**Request**
Look through the data below and count each line where the word "ангажованих" appears. Reply with the count alone.

**Material to process**

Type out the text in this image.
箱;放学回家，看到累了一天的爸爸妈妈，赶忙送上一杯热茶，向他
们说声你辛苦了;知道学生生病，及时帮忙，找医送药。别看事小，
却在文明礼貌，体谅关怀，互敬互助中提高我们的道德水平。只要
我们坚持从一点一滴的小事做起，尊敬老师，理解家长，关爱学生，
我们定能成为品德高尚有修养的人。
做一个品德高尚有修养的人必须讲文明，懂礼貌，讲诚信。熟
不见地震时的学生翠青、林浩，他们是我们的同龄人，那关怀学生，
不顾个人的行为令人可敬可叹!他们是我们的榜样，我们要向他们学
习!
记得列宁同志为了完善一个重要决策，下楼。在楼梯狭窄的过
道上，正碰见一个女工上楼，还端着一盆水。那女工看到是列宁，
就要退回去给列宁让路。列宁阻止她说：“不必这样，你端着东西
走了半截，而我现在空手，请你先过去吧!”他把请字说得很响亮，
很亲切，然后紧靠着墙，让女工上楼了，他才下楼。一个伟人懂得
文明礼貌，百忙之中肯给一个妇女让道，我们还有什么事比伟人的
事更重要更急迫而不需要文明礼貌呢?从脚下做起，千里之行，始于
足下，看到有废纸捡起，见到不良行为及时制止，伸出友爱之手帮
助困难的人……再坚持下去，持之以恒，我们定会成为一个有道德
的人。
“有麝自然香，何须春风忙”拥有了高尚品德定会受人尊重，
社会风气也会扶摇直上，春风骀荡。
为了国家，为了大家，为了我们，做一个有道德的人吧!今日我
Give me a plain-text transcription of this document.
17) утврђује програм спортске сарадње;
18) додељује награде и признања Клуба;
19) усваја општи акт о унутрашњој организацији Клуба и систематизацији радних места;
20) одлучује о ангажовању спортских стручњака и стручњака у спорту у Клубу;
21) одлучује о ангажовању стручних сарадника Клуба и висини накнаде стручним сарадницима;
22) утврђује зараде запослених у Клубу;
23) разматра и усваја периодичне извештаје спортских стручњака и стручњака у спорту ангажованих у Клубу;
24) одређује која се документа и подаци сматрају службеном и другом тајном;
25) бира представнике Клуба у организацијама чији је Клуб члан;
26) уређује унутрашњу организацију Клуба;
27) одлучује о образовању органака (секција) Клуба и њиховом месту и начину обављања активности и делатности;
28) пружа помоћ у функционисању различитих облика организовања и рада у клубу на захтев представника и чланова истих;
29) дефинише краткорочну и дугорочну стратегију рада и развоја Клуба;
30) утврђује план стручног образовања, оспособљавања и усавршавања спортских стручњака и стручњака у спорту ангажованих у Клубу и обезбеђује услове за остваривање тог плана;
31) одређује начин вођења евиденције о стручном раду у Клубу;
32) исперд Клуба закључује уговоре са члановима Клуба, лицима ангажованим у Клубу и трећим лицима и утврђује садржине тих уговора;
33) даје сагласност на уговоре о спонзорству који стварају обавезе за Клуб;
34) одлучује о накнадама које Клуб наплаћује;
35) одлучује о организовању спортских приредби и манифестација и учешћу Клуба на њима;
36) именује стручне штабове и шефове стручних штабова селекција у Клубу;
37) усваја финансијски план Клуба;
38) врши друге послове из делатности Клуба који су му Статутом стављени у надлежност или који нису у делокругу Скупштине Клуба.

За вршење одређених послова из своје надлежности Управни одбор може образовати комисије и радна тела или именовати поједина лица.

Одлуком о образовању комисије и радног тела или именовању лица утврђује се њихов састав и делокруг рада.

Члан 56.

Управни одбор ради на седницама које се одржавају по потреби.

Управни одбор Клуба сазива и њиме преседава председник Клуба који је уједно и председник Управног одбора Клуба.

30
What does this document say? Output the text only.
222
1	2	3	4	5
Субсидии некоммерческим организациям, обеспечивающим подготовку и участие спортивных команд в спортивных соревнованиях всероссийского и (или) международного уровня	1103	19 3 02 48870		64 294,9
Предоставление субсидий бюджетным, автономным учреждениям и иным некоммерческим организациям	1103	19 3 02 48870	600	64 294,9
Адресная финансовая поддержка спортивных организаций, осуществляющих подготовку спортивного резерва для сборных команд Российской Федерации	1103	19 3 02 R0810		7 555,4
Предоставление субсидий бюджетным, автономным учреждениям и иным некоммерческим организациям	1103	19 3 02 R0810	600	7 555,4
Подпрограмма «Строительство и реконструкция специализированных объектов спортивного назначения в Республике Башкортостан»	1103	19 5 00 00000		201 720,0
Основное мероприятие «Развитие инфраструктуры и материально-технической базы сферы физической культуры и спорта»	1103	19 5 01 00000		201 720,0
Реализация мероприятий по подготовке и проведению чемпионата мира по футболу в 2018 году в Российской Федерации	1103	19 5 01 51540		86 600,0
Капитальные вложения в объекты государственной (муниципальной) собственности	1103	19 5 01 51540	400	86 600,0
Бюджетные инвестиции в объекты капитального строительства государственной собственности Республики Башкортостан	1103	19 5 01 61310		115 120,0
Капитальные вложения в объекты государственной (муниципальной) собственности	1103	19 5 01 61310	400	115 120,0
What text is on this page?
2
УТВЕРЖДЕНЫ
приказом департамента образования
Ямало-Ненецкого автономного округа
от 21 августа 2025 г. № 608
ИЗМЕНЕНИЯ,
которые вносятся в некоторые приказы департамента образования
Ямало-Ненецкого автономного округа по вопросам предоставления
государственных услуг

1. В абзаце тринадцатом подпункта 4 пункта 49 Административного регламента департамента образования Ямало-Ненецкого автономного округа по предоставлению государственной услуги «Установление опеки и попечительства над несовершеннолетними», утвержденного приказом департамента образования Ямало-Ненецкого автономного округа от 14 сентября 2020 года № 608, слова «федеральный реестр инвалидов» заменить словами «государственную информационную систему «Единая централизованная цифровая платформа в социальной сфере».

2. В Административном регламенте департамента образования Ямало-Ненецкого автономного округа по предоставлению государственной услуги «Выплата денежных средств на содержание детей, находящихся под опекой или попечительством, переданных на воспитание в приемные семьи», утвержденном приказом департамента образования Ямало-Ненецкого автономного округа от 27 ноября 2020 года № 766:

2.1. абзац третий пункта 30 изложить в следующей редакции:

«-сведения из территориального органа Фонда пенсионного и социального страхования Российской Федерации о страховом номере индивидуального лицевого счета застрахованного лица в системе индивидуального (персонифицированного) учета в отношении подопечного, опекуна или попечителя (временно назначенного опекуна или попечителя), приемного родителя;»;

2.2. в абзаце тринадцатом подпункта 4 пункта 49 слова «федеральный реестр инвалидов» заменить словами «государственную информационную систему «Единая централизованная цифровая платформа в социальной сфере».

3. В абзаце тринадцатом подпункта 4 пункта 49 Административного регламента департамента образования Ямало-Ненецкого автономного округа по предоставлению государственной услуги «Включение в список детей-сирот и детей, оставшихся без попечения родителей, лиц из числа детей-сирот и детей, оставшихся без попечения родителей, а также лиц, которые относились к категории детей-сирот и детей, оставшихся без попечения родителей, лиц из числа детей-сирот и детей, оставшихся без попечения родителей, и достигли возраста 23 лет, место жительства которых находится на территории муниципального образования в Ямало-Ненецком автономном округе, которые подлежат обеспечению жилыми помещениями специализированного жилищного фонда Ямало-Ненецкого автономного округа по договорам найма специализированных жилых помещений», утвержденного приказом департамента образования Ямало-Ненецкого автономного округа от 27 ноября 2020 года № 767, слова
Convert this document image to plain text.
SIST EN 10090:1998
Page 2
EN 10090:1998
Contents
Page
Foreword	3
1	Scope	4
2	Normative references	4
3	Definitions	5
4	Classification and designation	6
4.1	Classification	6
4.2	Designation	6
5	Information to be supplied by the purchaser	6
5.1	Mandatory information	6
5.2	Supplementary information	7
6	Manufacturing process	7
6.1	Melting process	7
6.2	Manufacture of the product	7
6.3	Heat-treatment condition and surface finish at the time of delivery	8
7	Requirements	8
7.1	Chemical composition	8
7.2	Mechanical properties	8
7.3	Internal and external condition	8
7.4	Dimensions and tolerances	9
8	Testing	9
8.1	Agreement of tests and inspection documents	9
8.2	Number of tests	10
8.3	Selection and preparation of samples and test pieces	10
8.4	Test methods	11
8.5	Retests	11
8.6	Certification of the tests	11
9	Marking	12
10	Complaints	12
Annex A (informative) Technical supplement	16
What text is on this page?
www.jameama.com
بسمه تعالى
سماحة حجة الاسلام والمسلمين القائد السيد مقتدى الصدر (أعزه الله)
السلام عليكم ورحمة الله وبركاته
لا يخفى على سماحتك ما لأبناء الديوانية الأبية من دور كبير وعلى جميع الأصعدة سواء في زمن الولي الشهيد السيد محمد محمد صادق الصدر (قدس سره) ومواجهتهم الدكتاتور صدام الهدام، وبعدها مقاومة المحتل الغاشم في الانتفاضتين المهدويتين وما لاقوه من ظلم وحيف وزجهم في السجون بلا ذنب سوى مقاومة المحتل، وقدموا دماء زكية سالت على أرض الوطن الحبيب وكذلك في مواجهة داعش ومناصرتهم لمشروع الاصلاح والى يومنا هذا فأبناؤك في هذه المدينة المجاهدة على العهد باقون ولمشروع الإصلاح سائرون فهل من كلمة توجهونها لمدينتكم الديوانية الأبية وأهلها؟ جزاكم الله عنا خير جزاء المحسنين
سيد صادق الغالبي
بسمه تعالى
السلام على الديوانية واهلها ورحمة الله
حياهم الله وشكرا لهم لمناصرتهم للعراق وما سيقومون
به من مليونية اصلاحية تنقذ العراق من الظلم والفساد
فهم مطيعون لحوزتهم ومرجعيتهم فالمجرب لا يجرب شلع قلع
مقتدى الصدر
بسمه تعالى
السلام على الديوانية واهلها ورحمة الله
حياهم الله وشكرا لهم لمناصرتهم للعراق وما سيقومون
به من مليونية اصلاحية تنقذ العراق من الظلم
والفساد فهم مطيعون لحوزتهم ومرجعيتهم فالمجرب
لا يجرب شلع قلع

**Reply to the exercise**
2